Data records
● ● ●

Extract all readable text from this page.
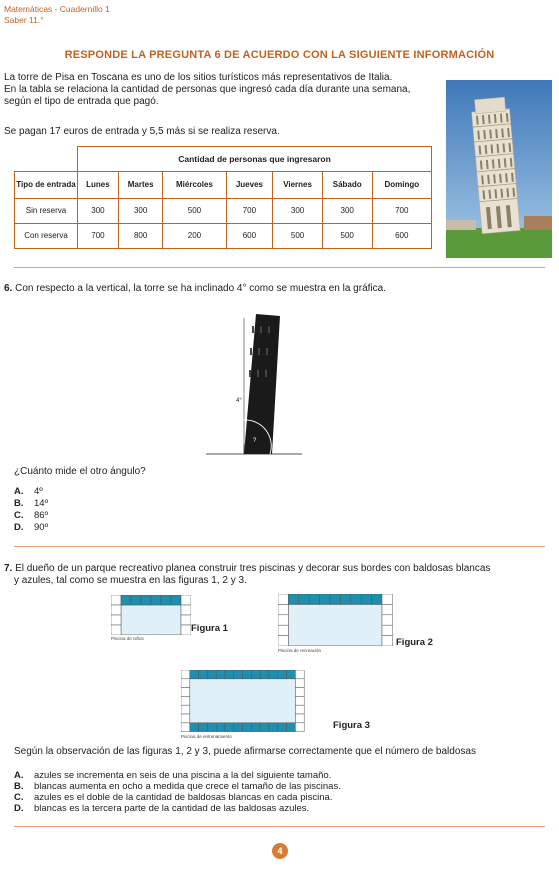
Matemáticas - Cuadernillo 1
Saber 11.°
RESPONDE LA PREGUNTA 6 DE ACUERDO CON LA SIGUIENTE INFORMACIÓN
La torre de Pisa en Toscana es uno de los sitios turísticos más representativos de Italia.
En la tabla se relaciona la cantidad de personas que ingresó cada día durante una semana,
según el tipo de entrada que pagó.
Se pagan 17 euros de entrada y 5,5 más si se realiza reserva.
	Cantidad de personas que ingresaron						
Tipo de entrada	Lunes	Martes	Miércoles	Jueves	Viernes	Sábado	Domingo
Sin reserva	300	300	500	700	300	300	700
Con reserva	700	800	200	600	500	500	600
6. Con respecto a la vertical, la torre se ha inclinado 4° como se muestra en la gráfica.
4°
?
¿Cuánto mide el otro ángulo?
A. 4º
B. 14º
C. 86º
D. 90º
7. El dueño de un parque recreativo planea construir tres piscinas y decorar sus bordes con baldosas blancas
y azules, tal como se muestra en las figuras 1, 2 y 3.
Figura 1
Piscina de niños	Figura 2
Piscina de recreación
Figura 3
Piscina de entrenamiento
Según la observación de las figuras 1, 2 y 3, puede afirmarse correctamente que el número de baldosas
A. azules se incrementa en seis de una piscina a la del siguiente tamaño.
B. blancas aumenta en ocho a medida que crece el tamaño de las piscinas.
C. azules es el doble de la cantidad de baldosas blancas en cada piscina.
D. blancas es la tercera parte de la cantidad de las baldosas azules.
4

● ● ●

# THE EXERCISE
Extract all the data above exactly, excluding every picture.

# WORKED ANSWER
Extract all readable text from this page.
Matemáticas - Cuadernillo 1
Saber 11.°
RESPONDE LA PREGUNTA 6 DE ACUERDO CON LA SIGUIENTE INFORMACIÓN
La torre de Pisa en Toscana es uno de los sitios turísticos más representativos de Italia.
En la tabla se relaciona la cantidad de personas que ingresó cada día durante una semana,
según el tipo de entrada que pagó.
Se pagan 17 euros de entrada y 5,5 más si se realiza reserva.
	Cantidad de personas que ingresaron						
Tipo de entrada	Lunes	Martes	Miércoles	Jueves	Viernes	Sábado	Domingo
Sin reserva	300	300	500	700	300	300	700
Con reserva	700	800	200	600	500	500	600
6. Con respecto a la vertical, la torre se ha inclinado 4° como se muestra en la gráfica.
4°
?
¿Cuánto mide el otro ángulo?
A. 4º
B. 14º
C. 86º
D. 90º
7. El dueño de un parque recreativo planea construir tres piscinas y decorar sus bordes con baldosas blancas
y azules, tal como se muestra en las figuras 1, 2 y 3.
Figura 1
Piscina de niños	Figura 2
Piscina de recreación
Figura 3
Piscina de entrenamiento
Según la observación de las figuras 1, 2 y 3, puede afirmarse correctamente que el número de baldosas
A. azules se incrementa en seis de una piscina a la del siguiente tamaño.
B. blancas aumenta en ocho a medida que crece el tamaño de las piscinas.
C. azules es el doble de la cantidad de baldosas blancas en cada piscina.
D. blancas es la tercera parte de la cantidad de las baldosas azules.
4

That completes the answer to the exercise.